Given problem »
Where does the string "marker" appear in the records? Copy every line that contains it.

━━━━━━━━━━━━━━━━━━━━━━━━━━━━━━

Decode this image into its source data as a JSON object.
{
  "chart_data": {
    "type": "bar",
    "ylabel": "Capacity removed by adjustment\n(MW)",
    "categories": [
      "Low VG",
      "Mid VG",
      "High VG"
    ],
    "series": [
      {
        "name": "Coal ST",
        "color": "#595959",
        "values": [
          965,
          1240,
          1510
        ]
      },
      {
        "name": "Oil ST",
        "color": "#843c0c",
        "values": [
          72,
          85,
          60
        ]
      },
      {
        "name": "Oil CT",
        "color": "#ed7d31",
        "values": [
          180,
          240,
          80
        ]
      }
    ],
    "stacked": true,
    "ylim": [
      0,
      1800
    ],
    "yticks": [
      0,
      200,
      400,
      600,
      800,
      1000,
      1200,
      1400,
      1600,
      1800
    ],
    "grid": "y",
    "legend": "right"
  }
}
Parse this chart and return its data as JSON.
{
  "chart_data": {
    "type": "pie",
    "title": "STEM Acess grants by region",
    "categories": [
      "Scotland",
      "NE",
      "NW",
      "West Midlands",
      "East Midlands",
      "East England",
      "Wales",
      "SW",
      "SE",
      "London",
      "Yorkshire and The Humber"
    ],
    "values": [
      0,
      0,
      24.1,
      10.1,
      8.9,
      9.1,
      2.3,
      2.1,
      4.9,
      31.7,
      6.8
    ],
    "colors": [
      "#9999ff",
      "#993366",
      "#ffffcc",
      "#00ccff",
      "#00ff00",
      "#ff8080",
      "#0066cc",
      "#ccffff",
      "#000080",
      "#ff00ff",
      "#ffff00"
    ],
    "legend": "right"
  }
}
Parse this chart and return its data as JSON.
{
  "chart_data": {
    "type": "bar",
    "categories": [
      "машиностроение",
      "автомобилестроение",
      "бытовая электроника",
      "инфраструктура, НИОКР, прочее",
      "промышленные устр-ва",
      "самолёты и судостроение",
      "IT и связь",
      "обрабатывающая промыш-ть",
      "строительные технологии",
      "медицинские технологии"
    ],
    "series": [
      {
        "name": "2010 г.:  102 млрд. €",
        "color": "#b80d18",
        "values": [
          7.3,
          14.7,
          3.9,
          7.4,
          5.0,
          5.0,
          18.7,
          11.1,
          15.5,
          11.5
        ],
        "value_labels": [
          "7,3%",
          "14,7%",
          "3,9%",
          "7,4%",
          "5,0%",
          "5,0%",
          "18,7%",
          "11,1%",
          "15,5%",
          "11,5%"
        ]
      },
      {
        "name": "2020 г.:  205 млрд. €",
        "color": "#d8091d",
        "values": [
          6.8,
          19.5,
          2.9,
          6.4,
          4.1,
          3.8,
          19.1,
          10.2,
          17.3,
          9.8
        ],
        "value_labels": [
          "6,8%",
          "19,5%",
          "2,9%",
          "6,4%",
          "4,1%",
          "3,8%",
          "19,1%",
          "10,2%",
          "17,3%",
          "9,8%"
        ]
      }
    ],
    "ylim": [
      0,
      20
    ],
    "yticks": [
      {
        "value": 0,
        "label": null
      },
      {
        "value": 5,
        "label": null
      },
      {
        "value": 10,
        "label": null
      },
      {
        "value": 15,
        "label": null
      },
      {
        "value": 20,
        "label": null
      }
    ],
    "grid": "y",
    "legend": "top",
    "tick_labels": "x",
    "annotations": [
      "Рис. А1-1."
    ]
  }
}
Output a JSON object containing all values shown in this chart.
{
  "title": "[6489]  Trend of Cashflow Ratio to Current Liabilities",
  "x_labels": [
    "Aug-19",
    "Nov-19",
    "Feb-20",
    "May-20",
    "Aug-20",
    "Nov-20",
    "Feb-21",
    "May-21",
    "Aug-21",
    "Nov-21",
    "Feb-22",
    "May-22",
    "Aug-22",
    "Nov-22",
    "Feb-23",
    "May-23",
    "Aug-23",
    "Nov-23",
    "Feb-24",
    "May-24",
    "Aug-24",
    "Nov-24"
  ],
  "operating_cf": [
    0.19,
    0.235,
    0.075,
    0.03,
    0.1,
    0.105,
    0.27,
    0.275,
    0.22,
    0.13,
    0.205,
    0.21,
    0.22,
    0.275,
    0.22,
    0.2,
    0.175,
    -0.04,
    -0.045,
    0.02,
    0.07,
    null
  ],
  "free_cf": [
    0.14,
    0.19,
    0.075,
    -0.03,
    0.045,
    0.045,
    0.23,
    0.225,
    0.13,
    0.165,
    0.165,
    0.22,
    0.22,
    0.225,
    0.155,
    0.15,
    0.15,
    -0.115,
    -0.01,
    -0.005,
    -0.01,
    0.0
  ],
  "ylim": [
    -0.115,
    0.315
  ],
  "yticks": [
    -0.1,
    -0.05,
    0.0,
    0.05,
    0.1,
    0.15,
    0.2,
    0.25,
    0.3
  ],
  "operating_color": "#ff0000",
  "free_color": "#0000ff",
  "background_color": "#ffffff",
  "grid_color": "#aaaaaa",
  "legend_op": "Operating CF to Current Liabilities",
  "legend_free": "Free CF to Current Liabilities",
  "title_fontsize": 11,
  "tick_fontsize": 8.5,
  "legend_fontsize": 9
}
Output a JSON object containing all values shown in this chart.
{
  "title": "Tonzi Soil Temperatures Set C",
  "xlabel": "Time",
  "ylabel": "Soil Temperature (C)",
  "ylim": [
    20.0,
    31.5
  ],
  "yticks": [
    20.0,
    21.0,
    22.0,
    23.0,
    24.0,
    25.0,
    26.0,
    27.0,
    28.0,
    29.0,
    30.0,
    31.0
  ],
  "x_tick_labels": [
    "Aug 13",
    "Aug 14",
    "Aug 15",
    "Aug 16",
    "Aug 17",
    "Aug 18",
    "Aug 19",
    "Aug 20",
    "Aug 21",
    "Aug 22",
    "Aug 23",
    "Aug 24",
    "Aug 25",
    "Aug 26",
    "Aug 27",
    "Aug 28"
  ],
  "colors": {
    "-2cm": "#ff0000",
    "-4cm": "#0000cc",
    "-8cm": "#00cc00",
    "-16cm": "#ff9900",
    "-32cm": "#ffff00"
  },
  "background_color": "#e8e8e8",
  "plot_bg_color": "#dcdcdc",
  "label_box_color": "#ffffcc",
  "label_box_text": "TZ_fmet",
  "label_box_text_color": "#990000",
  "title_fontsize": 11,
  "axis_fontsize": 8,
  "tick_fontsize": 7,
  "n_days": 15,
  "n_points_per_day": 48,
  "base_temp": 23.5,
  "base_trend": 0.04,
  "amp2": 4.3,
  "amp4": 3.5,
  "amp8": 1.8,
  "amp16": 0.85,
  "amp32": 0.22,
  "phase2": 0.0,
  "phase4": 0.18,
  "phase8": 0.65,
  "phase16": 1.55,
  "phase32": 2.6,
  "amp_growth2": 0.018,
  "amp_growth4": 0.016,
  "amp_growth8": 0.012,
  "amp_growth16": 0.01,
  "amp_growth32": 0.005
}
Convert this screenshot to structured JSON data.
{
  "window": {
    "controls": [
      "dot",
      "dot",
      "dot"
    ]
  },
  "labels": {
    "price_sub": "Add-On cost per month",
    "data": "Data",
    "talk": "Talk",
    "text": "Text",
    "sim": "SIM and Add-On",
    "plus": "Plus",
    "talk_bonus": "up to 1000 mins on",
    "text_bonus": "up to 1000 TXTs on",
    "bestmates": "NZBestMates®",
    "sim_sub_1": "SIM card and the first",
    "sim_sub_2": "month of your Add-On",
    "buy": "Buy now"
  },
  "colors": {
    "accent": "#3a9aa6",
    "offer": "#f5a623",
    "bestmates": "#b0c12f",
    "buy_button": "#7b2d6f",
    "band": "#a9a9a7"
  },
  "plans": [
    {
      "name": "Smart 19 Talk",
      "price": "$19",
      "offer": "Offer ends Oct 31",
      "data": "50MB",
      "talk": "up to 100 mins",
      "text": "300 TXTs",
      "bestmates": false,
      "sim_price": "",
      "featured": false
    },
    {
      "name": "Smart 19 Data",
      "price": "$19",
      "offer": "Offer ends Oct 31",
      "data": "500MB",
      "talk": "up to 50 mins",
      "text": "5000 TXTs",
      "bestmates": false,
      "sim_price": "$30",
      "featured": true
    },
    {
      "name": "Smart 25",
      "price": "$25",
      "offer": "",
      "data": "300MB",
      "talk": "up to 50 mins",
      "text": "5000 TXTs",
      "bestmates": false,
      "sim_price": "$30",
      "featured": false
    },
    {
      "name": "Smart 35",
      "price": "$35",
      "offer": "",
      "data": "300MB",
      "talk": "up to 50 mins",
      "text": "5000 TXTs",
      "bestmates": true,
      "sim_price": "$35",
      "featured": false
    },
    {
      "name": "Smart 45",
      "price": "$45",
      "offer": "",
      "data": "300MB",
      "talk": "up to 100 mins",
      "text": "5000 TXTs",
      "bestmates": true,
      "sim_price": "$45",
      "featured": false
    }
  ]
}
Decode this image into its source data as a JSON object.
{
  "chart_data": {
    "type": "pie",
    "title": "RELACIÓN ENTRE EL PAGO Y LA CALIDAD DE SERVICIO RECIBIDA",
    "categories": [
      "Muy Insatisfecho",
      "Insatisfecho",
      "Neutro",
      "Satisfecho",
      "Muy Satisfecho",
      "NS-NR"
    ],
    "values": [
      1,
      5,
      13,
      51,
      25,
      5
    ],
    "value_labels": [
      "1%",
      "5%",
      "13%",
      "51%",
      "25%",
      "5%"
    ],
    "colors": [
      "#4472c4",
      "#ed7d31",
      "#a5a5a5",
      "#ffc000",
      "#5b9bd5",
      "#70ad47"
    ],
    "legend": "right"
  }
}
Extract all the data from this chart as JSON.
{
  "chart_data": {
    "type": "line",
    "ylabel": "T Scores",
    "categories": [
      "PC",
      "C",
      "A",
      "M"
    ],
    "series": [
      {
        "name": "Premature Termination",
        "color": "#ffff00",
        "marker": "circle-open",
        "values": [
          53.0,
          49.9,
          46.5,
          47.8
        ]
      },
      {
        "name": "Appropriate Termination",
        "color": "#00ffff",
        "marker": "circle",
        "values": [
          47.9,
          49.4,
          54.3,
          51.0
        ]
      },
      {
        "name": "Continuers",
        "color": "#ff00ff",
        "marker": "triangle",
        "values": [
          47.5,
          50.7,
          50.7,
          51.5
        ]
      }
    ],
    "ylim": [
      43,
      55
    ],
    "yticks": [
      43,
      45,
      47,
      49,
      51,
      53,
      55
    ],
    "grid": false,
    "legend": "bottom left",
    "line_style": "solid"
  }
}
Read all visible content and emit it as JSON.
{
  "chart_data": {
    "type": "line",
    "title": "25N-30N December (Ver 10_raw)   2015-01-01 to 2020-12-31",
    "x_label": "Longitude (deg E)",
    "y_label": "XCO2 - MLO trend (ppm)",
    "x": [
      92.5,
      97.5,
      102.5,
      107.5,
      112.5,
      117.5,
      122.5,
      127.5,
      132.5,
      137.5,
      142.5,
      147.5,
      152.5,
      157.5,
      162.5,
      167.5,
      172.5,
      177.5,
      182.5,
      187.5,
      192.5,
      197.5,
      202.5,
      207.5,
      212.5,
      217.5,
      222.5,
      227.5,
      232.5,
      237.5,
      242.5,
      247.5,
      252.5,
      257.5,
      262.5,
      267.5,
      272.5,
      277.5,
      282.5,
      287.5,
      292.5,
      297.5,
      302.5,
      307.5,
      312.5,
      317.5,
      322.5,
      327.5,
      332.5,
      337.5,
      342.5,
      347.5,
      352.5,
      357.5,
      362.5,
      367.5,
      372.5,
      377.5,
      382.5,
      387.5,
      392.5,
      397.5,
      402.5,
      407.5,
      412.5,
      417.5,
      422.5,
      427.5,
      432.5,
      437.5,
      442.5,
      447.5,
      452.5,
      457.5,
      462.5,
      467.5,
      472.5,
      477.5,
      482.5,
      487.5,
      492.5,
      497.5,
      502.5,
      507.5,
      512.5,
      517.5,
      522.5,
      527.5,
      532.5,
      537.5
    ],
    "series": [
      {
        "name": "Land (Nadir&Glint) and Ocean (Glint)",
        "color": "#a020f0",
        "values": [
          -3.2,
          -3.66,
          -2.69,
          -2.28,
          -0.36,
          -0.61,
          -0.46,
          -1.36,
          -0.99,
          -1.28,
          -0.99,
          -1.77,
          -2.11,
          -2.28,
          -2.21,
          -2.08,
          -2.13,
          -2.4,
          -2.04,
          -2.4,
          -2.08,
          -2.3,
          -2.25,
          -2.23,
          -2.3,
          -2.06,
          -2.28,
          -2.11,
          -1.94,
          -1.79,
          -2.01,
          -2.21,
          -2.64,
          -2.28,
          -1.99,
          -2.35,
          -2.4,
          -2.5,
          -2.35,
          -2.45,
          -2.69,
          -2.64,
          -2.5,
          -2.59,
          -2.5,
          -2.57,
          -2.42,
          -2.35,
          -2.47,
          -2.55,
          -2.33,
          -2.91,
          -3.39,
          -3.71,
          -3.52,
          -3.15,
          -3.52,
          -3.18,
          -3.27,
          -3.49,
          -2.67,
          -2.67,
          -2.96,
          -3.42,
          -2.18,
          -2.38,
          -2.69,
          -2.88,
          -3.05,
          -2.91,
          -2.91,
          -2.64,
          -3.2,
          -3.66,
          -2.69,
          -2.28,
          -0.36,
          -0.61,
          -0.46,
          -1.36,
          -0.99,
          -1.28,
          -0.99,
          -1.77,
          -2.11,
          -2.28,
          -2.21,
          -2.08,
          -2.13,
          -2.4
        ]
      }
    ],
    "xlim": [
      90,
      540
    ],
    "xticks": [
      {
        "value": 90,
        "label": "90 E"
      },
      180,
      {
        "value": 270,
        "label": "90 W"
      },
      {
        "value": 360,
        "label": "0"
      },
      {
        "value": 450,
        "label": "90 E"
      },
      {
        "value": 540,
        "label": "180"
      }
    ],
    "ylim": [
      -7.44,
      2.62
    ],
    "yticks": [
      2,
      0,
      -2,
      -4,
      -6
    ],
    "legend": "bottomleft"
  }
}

━━━━━━━━━━━━━━━━━━━━━━━━━━━━━━

Worked solution »
        "marker": "circle-open",
        "marker": "circle",
        "marker": "triangle",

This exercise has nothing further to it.